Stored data

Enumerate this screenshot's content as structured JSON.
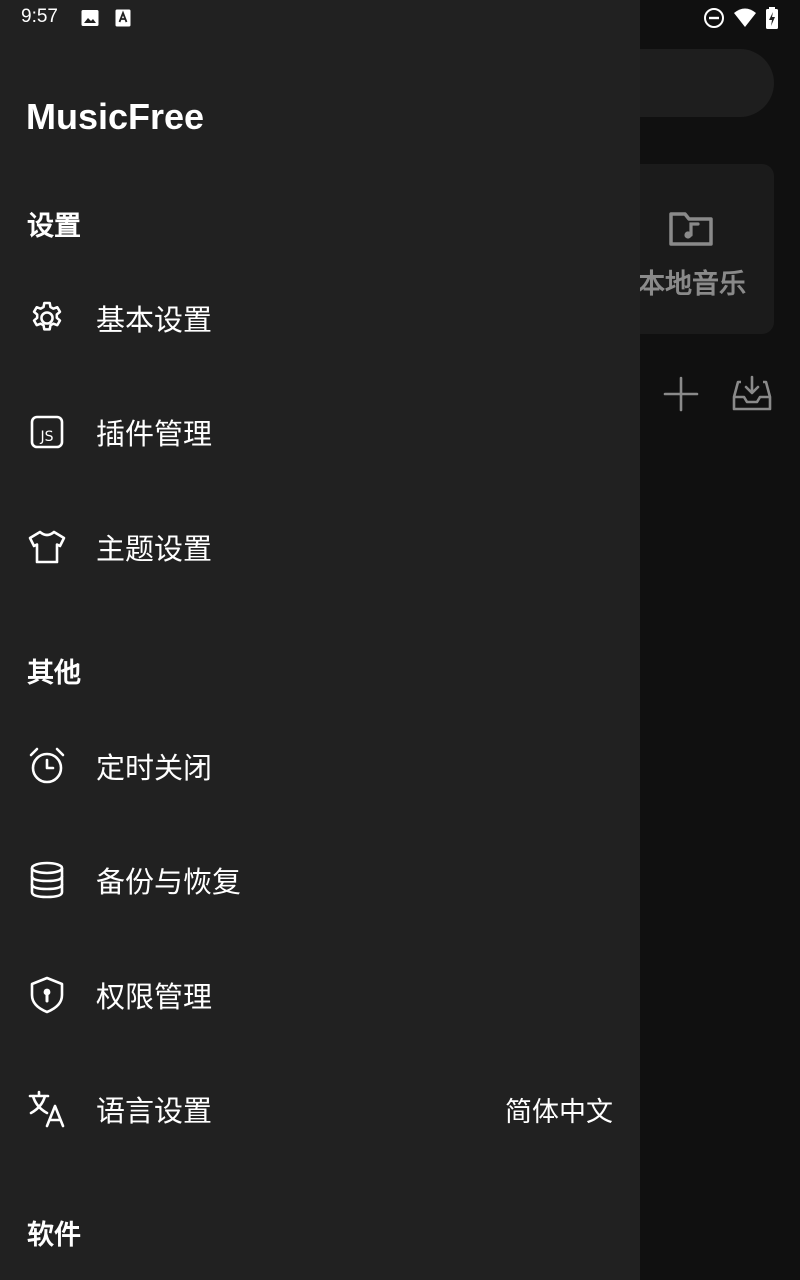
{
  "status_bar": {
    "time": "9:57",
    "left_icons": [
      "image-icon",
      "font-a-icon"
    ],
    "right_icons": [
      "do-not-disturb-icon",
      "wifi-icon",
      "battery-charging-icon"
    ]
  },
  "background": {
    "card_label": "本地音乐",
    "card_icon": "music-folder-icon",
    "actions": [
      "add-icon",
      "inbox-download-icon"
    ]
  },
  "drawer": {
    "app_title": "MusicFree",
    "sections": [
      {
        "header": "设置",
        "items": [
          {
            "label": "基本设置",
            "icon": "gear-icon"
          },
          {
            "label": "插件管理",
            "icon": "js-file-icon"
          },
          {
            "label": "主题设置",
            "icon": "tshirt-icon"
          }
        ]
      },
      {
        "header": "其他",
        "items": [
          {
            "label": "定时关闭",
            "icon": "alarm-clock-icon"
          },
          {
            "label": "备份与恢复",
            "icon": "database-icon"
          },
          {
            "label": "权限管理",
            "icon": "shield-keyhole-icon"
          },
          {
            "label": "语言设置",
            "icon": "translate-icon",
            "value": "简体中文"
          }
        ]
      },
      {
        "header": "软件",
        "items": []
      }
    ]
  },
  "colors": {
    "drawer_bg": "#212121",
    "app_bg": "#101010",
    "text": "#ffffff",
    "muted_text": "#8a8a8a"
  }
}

• _GOAL_: The records shown above are to be repeated exactly, with the pictures left out.

• _CORRECT ANSWER_:
Enumerate this screenshot's content as structured JSON.
{
  "status_bar": {
    "time": "9:57",
    "left_icons": [
      "image-icon",
      "font-a-icon"
    ],
    "right_icons": [
      "do-not-disturb-icon",
      "wifi-icon",
      "battery-charging-icon"
    ]
  },
  "background": {
    "card_label": "本地音乐",
    "card_icon": "music-folder-icon",
    "actions": [
      "add-icon",
      "inbox-download-icon"
    ]
  },
  "drawer": {
    "app_title": "MusicFree",
    "sections": [
      {
        "header": "设置",
        "items": [
          {
            "label": "基本设置",
            "icon": "gear-icon"
          },
          {
            "label": "插件管理",
            "icon": "js-file-icon"
          },
          {
            "label": "主题设置",
            "icon": "tshirt-icon"
          }
        ]
      },
      {
        "header": "其他",
        "items": [
          {
            "label": "定时关闭",
            "icon": "alarm-clock-icon"
          },
          {
            "label": "备份与恢复",
            "icon": "database-icon"
          },
          {
            "label": "权限管理",
            "icon": "shield-keyhole-icon"
          },
          {
            "label": "语言设置",
            "icon": "translate-icon",
            "value": "简体中文"
          }
        ]
      },
      {
        "header": "软件",
        "items": []
      }
    ]
  },
  "colors": {
    "drawer_bg": "#212121",
    "app_bg": "#101010",
    "text": "#ffffff",
    "muted_text": "#8a8a8a"
  }
}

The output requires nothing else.